◆ **What to do**: Exact copy, no pictures: reproduce every record below as it stands.

◆ **Working data**:
══════════

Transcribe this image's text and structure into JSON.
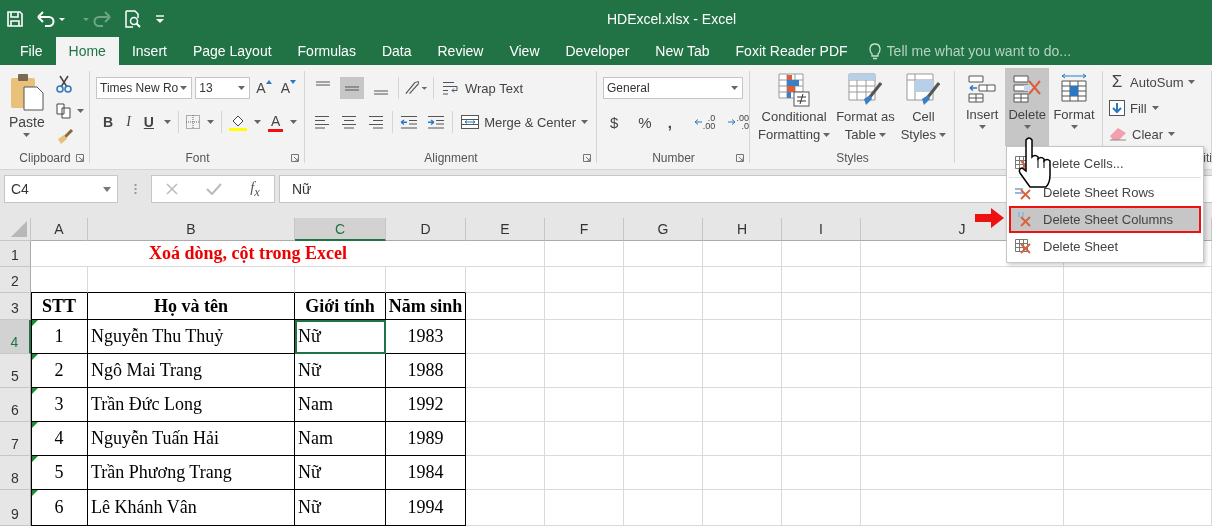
{
  "quick_access": [
    {
      "kind": "save",
      "disabled": false
    },
    {
      "kind": "undo",
      "disabled": false
    },
    {
      "kind": "redo",
      "disabled": true
    },
    {
      "kind": "print_preview",
      "disabled": false
    },
    {
      "kind": "customize",
      "disabled": false
    }
  ],
  "window": {
    "title": "HDExcel.xlsx - Excel"
  },
  "tabs": [
    {
      "label": "File",
      "selected": false
    },
    {
      "label": "Home",
      "selected": true
    },
    {
      "label": "Insert",
      "selected": false
    },
    {
      "label": "Page Layout",
      "selected": false
    },
    {
      "label": "Formulas",
      "selected": false
    },
    {
      "label": "Data",
      "selected": false
    },
    {
      "label": "Review",
      "selected": false
    },
    {
      "label": "View",
      "selected": false
    },
    {
      "label": "Developer",
      "selected": false
    },
    {
      "label": "New Tab",
      "selected": false
    },
    {
      "label": "Foxit Reader PDF",
      "selected": false
    }
  ],
  "tell_me": {
    "placeholder": "Tell me what you want to do..."
  },
  "ribbon": {
    "clipboard": {
      "label": "Clipboard",
      "paste": "Paste"
    },
    "font": {
      "label": "Font",
      "font_name": "Times New Ro",
      "font_size": "13",
      "grow": "A",
      "shrink": "A",
      "bold": "B",
      "italic": "I",
      "underline": "U",
      "font_color": "A"
    },
    "alignment": {
      "label": "Alignment",
      "wrap_text": "Wrap Text",
      "merge": "Merge & Center",
      "buttons": [
        {
          "kind": "top",
          "selected": false
        },
        {
          "kind": "middle",
          "selected": true
        },
        {
          "kind": "bottom",
          "selected": false
        },
        {
          "kind": "orientation",
          "selected": false
        },
        {
          "kind": "left",
          "selected": false
        },
        {
          "kind": "center",
          "selected": false
        },
        {
          "kind": "right",
          "selected": false
        },
        {
          "kind": "outdent",
          "selected": false
        },
        {
          "kind": "indent",
          "selected": false
        }
      ]
    },
    "number": {
      "label": "Number",
      "format": "General",
      "currency": "$",
      "percent": "%",
      "comma": ",",
      "increase_decimal": [
        ".0",
        ".00"
      ],
      "decrease_decimal": [
        ".00",
        ".0"
      ]
    },
    "styles": {
      "label": "Styles",
      "buttons": [
        {
          "kind": "conditional",
          "lines": [
            "Conditional",
            "Formatting"
          ]
        },
        {
          "kind": "table",
          "lines": [
            "Format as",
            "Table"
          ]
        },
        {
          "kind": "cell_styles",
          "lines": [
            "Cell",
            "Styles"
          ]
        }
      ]
    },
    "cells": {
      "buttons": [
        {
          "kind": "insert",
          "label": "Insert",
          "selected": false
        },
        {
          "kind": "delete",
          "label": "Delete",
          "selected": true
        },
        {
          "kind": "format",
          "label": "Format",
          "selected": false
        }
      ]
    },
    "editing": {
      "label": "iti",
      "items": [
        {
          "kind": "autosum",
          "icon": "Σ",
          "label": "AutoSum"
        },
        {
          "kind": "fill",
          "label": "Fill"
        },
        {
          "kind": "clear",
          "label": "Clear"
        }
      ]
    }
  },
  "formula_bar": {
    "name_box": "C4",
    "function": "f$_{x}$",
    "value": "Nữ"
  },
  "sheet": {
    "columns": [
      {
        "label": "A",
        "selected": false
      },
      {
        "label": "B",
        "selected": false
      },
      {
        "label": "C",
        "selected": true
      },
      {
        "label": "D",
        "selected": false
      },
      {
        "label": "E",
        "selected": false
      },
      {
        "label": "F",
        "selected": false
      },
      {
        "label": "G",
        "selected": false
      },
      {
        "label": "H",
        "selected": false
      },
      {
        "label": "I",
        "selected": false
      },
      {
        "label": "J",
        "selected": false
      }
    ],
    "rows": [
      {
        "header": "1",
        "selected": false,
        "kind": "title",
        "text": "Xoá dòng, cột trong Excel"
      },
      {
        "header": "2",
        "selected": false,
        "kind": "blank"
      },
      {
        "header": "3",
        "selected": false,
        "kind": "heading",
        "cells": [
          {
            "text": "STT",
            "selected": false
          },
          {
            "text": "Họ và tên",
            "selected": false
          },
          {
            "text": "Giới tính",
            "selected": false
          },
          {
            "text": "Năm sinh",
            "selected": false
          }
        ]
      },
      {
        "header": "4",
        "selected": true,
        "kind": "data",
        "flag": true,
        "cells": [
          {
            "text": "1",
            "selected": false
          },
          {
            "text": "Nguyễn Thu Thuỷ",
            "selected": false
          },
          {
            "text": "Nữ",
            "selected": true
          },
          {
            "text": "1983",
            "selected": false
          }
        ]
      },
      {
        "header": "5",
        "selected": false,
        "kind": "data",
        "flag": true,
        "cells": [
          {
            "text": "2",
            "selected": false
          },
          {
            "text": "Ngô Mai Trang",
            "selected": false
          },
          {
            "text": "Nữ",
            "selected": false
          },
          {
            "text": "1988",
            "selected": false
          }
        ]
      },
      {
        "header": "6",
        "selected": false,
        "kind": "data",
        "flag": true,
        "cells": [
          {
            "text": "3",
            "selected": false
          },
          {
            "text": "Trần Đức Long",
            "selected": false
          },
          {
            "text": "Nam",
            "selected": false
          },
          {
            "text": "1992",
            "selected": false
          }
        ]
      },
      {
        "header": "7",
        "selected": false,
        "kind": "data",
        "flag": true,
        "cells": [
          {
            "text": "4",
            "selected": false
          },
          {
            "text": "Nguyễn Tuấn Hải",
            "selected": false
          },
          {
            "text": "Nam",
            "selected": false
          },
          {
            "text": "1989",
            "selected": false
          }
        ]
      },
      {
        "header": "8",
        "selected": false,
        "kind": "data",
        "flag": true,
        "cells": [
          {
            "text": "5",
            "selected": false
          },
          {
            "text": "Trần Phương Trang",
            "selected": false
          },
          {
            "text": "Nữ",
            "selected": false
          },
          {
            "text": "1984",
            "selected": false
          }
        ]
      },
      {
        "header": "9",
        "selected": false,
        "kind": "data",
        "flag": true,
        "cells": [
          {
            "text": "6",
            "selected": false
          },
          {
            "text": "Lê Khánh Vân",
            "selected": false
          },
          {
            "text": "Nữ",
            "selected": false
          },
          {
            "text": "1994",
            "selected": false
          }
        ]
      }
    ]
  },
  "menu": {
    "items": [
      {
        "kind": "cells",
        "label": "elete Cells...",
        "selected": false
      },
      {
        "kind": "rows",
        "label": "Delete Sheet Rows",
        "selected": false
      },
      {
        "kind": "columns",
        "label": "Delete Sheet Columns",
        "selected": true
      },
      {
        "kind": "sheet",
        "label": "Delete Sheet",
        "selected": false
      }
    ]
  }
}
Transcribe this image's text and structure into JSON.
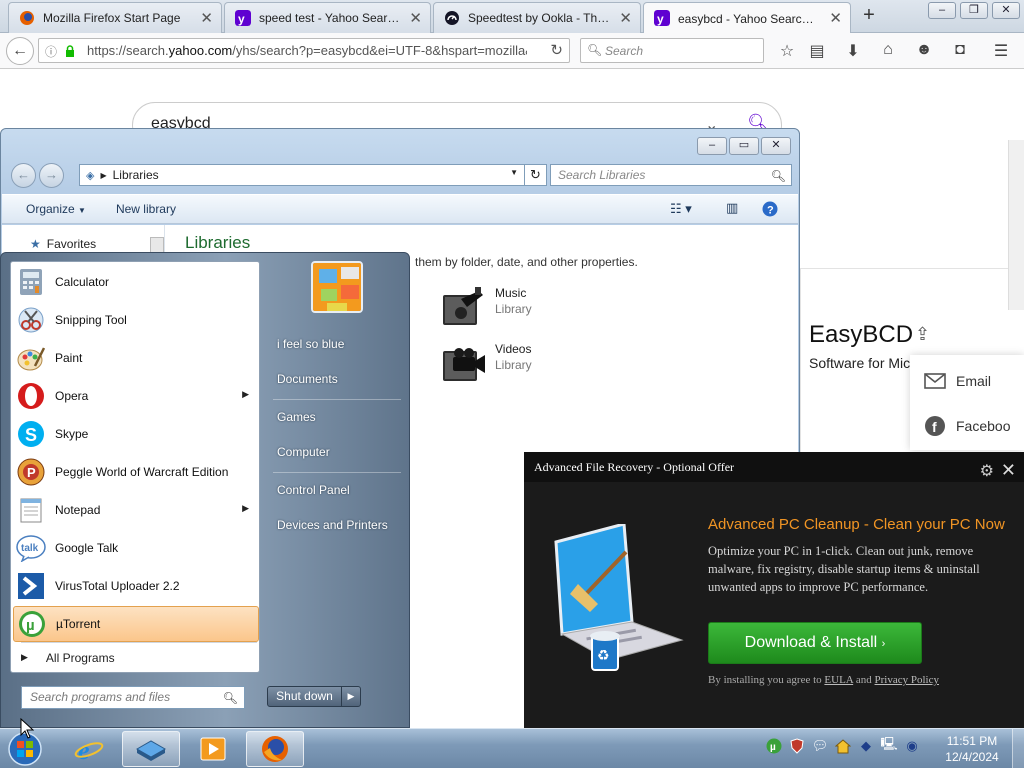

══════════

◆ **Task solution**:
Transcribe this image's text and structure into JSON.
{
  "quick_access": [
    {
      "kind": "save",
      "disabled": false
    },
    {
      "kind": "undo",
      "disabled": false
    },
    {
      "kind": "redo",
      "disabled": true
    },
    {
      "kind": "print_preview",
      "disabled": false
    },
    {
      "kind": "customize",
      "disabled": false
    }
  ],
  "window": {
    "title": "HDExcel.xlsx - Excel"
  },
  "tabs": [
    {
      "label": "File",
      "selected": false
    },
    {
      "label": "Home",
      "selected": true
    },
    {
      "label": "Insert",
      "selected": false
    },
    {
      "label": "Page Layout",
      "selected": false
    },
    {
      "label": "Formulas",
      "selected": false
    },
    {
      "label": "Data",
      "selected": false
    },
    {
      "label": "Review",
      "selected": false
    },
    {
      "label": "View",
      "selected": false
    },
    {
      "label": "Developer",
      "selected": false
    },
    {
      "label": "New Tab",
      "selected": false
    },
    {
      "label": "Foxit Reader PDF",
      "selected": false
    }
  ],
  "tell_me": {
    "placeholder": "Tell me what you want to do..."
  },
  "ribbon": {
    "clipboard": {
      "label": "Clipboard",
      "paste": "Paste"
    },
    "font": {
      "label": "Font",
      "font_name": "Times New Ro",
      "font_size": "13",
      "grow": "A",
      "shrink": "A",
      "bold": "B",
      "italic": "I",
      "underline": "U",
      "font_color": "A"
    },
    "alignment": {
      "label": "Alignment",
      "wrap_text": "Wrap Text",
      "merge": "Merge & Center",
      "buttons": [
        {
          "kind": "top",
          "selected": false
        },
        {
          "kind": "middle",
          "selected": true
        },
        {
          "kind": "bottom",
          "selected": false
        },
        {
          "kind": "orientation",
          "selected": false
        },
        {
          "kind": "left",
          "selected": false
        },
        {
          "kind": "center",
          "selected": false
        },
        {
          "kind": "right",
          "selected": false
        },
        {
          "kind": "outdent",
          "selected": false
        },
        {
          "kind": "indent",
          "selected": false
        }
      ]
    },
    "number": {
      "label": "Number",
      "format": "General",
      "currency": "$",
      "percent": "%",
      "comma": ",",
      "increase_decimal": [
        ".0",
        ".00"
      ],
      "decrease_decimal": [
        ".00",
        ".0"
      ]
    },
    "styles": {
      "label": "Styles",
      "buttons": [
        {
          "kind": "conditional",
          "lines": [
            "Conditional",
            "Formatting"
          ]
        },
        {
          "kind": "table",
          "lines": [
            "Format as",
            "Table"
          ]
        },
        {
          "kind": "cell_styles",
          "lines": [
            "Cell",
            "Styles"
          ]
        }
      ]
    },
    "cells": {
      "buttons": [
        {
          "kind": "insert",
          "label": "Insert",
          "selected": false
        },
        {
          "kind": "delete",
          "label": "Delete",
          "selected": true
        },
        {
          "kind": "format",
          "label": "Format",
          "selected": false
        }
      ]
    },
    "editing": {
      "label": "iti",
      "items": [
        {
          "kind": "autosum",
          "icon": "Σ",
          "label": "AutoSum"
        },
        {
          "kind": "fill",
          "label": "Fill"
        },
        {
          "kind": "clear",
          "label": "Clear"
        }
      ]
    }
  },
  "formula_bar": {
    "name_box": "C4",
    "function": "f$_{x}$",
    "value": "Nữ"
  },
  "sheet": {
    "columns": [
      {
        "label": "A",
        "selected": false
      },
      {
        "label": "B",
        "selected": false
      },
      {
        "label": "C",
        "selected": true
      },
      {
        "label": "D",
        "selected": false
      },
      {
        "label": "E",
        "selected": false
      },
      {
        "label": "F",
        "selected": false
      },
      {
        "label": "G",
        "selected": false
      },
      {
        "label": "H",
        "selected": false
      },
      {
        "label": "I",
        "selected": false
      },
      {
        "label": "J",
        "selected": false
      }
    ],
    "rows": [
      {
        "header": "1",
        "selected": false,
        "kind": "title",
        "text": "Xoá dòng, cột trong Excel"
      },
      {
        "header": "2",
        "selected": false,
        "kind": "blank"
      },
      {
        "header": "3",
        "selected": false,
        "kind": "heading",
        "cells": [
          {
            "text": "STT",
            "selected": false
          },
          {
            "text": "Họ và tên",
            "selected": false
          },
          {
            "text": "Giới tính",
            "selected": false
          },
          {
            "text": "Năm sinh",
            "selected": false
          }
        ]
      },
      {
        "header": "4",
        "selected": true,
        "kind": "data",
        "flag": true,
        "cells": [
          {
            "text": "1",
            "selected": false
          },
          {
            "text": "Nguyễn Thu Thuỷ",
            "selected": false
          },
          {
            "text": "Nữ",
            "selected": true
          },
          {
            "text": "1983",
            "selected": false
          }
        ]
      },
      {
        "header": "5",
        "selected": false,
        "kind": "data",
        "flag": true,
        "cells": [
          {
            "text": "2",
            "selected": false
          },
          {
            "text": "Ngô Mai Trang",
            "selected": false
          },
          {
            "text": "Nữ",
            "selected": false
          },
          {
            "text": "1988",
            "selected": false
          }
        ]
      },
      {
        "header": "6",
        "selected": false,
        "kind": "data",
        "flag": true,
        "cells": [
          {
            "text": "3",
            "selected": false
          },
          {
            "text": "Trần Đức Long",
            "selected": false
          },
          {
            "text": "Nam",
            "selected": false
          },
          {
            "text": "1992",
            "selected": false
          }
        ]
      },
      {
        "header": "7",
        "selected": false,
        "kind": "data",
        "flag": true,
        "cells": [
          {
            "text": "4",
            "selected": false
          },
          {
            "text": "Nguyễn Tuấn Hải",
            "selected": false
          },
          {
            "text": "Nam",
            "selected": false
          },
          {
            "text": "1989",
            "selected": false
          }
        ]
      },
      {
        "header": "8",
        "selected": false,
        "kind": "data",
        "flag": true,
        "cells": [
          {
            "text": "5",
            "selected": false
          },
          {
            "text": "Trần Phương Trang",
            "selected": false
          },
          {
            "text": "Nữ",
            "selected": false
          },
          {
            "text": "1984",
            "selected": false
          }
        ]
      },
      {
        "header": "9",
        "selected": false,
        "kind": "data",
        "flag": true,
        "cells": [
          {
            "text": "6",
            "selected": false
          },
          {
            "text": "Lê Khánh Vân",
            "selected": false
          },
          {
            "text": "Nữ",
            "selected": false
          },
          {
            "text": "1994",
            "selected": false
          }
        ]
      }
    ]
  },
  "menu": {
    "items": [
      {
        "kind": "cells",
        "label": "elete Cells...",
        "selected": false
      },
      {
        "kind": "rows",
        "label": "Delete Sheet Rows",
        "selected": false
      },
      {
        "kind": "columns",
        "label": "Delete Sheet Columns",
        "selected": true
      },
      {
        "kind": "sheet",
        "label": "Delete Sheet",
        "selected": false
      }
    ]
  }
}
Transcribe this image's text and structure into JSON.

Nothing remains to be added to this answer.